# [Extracted records]

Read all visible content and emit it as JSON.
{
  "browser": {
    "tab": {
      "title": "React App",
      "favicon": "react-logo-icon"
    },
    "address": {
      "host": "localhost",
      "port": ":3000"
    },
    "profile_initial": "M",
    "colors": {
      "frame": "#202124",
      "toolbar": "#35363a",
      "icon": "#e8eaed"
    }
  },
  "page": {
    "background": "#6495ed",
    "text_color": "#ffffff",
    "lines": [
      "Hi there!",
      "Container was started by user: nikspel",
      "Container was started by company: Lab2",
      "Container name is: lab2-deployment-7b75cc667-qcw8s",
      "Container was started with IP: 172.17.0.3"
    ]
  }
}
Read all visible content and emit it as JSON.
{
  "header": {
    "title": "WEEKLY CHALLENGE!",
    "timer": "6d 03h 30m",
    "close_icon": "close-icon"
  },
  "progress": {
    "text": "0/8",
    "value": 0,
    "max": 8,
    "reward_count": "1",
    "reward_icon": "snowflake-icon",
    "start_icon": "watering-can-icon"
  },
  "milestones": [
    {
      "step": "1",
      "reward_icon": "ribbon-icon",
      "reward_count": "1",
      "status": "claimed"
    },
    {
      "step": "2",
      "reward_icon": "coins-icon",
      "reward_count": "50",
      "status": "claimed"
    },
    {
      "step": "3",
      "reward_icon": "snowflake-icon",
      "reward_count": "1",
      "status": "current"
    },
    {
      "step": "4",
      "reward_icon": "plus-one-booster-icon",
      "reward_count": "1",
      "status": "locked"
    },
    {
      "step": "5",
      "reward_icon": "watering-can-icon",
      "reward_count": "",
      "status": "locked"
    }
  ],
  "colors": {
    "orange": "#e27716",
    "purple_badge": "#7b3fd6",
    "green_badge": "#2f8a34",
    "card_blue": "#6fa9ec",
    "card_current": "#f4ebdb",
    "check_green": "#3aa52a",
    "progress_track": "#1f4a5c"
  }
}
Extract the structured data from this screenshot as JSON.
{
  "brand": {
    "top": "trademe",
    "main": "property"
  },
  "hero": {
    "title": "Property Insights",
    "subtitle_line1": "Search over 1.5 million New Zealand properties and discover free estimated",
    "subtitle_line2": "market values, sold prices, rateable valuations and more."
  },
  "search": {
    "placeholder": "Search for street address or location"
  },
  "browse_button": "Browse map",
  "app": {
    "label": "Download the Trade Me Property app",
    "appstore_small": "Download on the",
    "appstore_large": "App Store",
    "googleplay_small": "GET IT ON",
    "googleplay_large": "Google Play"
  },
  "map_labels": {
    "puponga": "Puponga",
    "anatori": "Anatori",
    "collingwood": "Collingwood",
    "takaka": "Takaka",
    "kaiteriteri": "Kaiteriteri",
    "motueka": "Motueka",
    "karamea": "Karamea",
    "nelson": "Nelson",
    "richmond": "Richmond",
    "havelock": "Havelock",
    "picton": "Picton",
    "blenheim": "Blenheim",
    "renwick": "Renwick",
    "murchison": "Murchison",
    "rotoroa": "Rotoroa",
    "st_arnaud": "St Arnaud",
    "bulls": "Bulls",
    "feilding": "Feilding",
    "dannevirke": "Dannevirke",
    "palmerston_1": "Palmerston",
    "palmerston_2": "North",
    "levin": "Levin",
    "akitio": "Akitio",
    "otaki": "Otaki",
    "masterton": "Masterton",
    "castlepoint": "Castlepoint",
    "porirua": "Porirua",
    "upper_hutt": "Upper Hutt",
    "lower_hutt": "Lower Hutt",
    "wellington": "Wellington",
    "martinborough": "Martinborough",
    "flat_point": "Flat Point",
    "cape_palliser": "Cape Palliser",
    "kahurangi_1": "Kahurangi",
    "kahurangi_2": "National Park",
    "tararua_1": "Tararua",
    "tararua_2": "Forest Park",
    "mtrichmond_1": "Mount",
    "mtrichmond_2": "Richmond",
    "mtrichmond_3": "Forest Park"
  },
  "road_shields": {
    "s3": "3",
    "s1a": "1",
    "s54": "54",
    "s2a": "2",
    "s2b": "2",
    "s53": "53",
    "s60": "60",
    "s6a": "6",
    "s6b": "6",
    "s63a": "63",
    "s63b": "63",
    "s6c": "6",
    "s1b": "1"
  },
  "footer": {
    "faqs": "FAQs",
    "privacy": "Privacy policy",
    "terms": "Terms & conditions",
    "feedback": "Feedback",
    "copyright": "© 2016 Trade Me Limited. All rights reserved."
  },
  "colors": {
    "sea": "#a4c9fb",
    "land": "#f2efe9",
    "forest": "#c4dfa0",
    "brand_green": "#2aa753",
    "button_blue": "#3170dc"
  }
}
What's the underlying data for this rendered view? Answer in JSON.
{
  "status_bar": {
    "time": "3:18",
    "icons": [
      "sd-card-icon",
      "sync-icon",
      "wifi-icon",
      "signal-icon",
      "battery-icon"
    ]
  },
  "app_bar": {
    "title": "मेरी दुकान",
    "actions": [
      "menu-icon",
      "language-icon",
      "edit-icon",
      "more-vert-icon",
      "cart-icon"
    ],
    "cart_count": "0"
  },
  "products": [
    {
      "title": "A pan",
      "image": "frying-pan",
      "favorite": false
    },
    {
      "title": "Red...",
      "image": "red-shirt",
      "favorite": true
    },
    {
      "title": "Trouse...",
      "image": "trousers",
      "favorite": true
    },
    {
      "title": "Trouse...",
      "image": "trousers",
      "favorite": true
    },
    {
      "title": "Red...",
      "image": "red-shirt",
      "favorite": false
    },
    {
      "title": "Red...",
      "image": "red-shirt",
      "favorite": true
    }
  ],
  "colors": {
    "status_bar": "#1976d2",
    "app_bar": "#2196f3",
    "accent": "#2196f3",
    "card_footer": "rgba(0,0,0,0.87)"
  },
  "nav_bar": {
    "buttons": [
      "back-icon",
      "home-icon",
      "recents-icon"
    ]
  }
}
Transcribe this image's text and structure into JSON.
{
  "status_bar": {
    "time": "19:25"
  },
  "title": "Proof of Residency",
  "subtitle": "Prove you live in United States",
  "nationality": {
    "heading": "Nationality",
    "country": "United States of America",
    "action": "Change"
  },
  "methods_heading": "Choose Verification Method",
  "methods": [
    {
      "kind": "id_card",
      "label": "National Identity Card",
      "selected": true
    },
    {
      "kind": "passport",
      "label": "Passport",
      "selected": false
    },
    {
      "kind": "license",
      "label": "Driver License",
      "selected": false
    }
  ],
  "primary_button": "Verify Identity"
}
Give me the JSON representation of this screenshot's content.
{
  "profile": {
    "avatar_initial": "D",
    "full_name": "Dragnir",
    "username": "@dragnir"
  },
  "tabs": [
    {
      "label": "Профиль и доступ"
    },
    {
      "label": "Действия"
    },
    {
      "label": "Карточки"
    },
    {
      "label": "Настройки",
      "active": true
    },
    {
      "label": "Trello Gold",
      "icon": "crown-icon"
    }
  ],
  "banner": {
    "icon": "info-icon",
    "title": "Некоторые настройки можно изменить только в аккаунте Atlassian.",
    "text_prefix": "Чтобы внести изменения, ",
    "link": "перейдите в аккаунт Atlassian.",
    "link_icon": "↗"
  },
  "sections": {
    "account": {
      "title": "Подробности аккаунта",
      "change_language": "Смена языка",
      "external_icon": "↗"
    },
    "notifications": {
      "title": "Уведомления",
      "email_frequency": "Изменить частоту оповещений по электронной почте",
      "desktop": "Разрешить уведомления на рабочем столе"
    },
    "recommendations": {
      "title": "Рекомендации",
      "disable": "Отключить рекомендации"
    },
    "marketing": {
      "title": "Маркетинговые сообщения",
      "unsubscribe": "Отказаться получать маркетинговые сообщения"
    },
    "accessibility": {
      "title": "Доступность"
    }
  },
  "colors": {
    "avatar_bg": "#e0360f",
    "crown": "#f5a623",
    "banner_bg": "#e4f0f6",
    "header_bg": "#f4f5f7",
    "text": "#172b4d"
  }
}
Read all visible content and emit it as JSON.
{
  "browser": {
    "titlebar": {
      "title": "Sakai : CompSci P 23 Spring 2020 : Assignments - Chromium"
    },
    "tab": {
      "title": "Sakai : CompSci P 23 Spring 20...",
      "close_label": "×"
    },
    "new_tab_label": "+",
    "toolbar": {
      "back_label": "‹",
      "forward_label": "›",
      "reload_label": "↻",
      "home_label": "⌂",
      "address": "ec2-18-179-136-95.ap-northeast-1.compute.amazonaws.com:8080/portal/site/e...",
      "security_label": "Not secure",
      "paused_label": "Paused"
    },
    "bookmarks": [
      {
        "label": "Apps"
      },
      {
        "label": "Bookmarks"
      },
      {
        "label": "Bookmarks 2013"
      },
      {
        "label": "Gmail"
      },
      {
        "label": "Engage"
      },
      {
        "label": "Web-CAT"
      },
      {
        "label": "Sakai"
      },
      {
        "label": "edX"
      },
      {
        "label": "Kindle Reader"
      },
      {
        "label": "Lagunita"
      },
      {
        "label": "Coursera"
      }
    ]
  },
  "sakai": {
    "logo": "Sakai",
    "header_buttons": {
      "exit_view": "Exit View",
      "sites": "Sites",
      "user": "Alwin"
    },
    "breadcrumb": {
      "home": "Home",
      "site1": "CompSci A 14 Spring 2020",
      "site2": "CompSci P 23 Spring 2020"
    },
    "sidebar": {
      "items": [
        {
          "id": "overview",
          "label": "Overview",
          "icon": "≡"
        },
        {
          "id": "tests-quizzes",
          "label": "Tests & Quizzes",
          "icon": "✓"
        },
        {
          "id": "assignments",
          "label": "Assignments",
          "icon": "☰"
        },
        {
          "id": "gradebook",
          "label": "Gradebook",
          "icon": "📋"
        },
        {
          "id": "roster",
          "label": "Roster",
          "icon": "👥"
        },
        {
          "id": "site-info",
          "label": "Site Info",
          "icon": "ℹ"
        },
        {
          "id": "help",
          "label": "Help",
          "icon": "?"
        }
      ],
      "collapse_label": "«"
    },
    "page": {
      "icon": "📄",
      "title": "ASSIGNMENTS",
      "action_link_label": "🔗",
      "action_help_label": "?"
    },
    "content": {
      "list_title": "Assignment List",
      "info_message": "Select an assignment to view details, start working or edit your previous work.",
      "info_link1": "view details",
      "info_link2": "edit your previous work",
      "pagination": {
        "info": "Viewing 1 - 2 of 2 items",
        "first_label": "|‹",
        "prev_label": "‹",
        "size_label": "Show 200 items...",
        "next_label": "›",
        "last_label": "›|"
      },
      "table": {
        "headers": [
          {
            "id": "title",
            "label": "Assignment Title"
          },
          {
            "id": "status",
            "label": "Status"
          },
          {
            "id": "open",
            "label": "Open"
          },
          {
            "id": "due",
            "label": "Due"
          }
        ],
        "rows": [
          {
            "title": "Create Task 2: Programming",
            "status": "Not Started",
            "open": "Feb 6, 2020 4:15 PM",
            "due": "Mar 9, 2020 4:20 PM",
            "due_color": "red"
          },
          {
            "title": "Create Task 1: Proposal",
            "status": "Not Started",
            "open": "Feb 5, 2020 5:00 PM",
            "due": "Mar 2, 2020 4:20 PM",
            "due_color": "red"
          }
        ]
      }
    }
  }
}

# [Directive]
Search the records for the word "сообщения". Copy every line that has it.

# [Response to the exercise]
      "title": "Маркетинговые сообщения",
      "unsubscribe": "Отказаться получать маркетинговые сообщения"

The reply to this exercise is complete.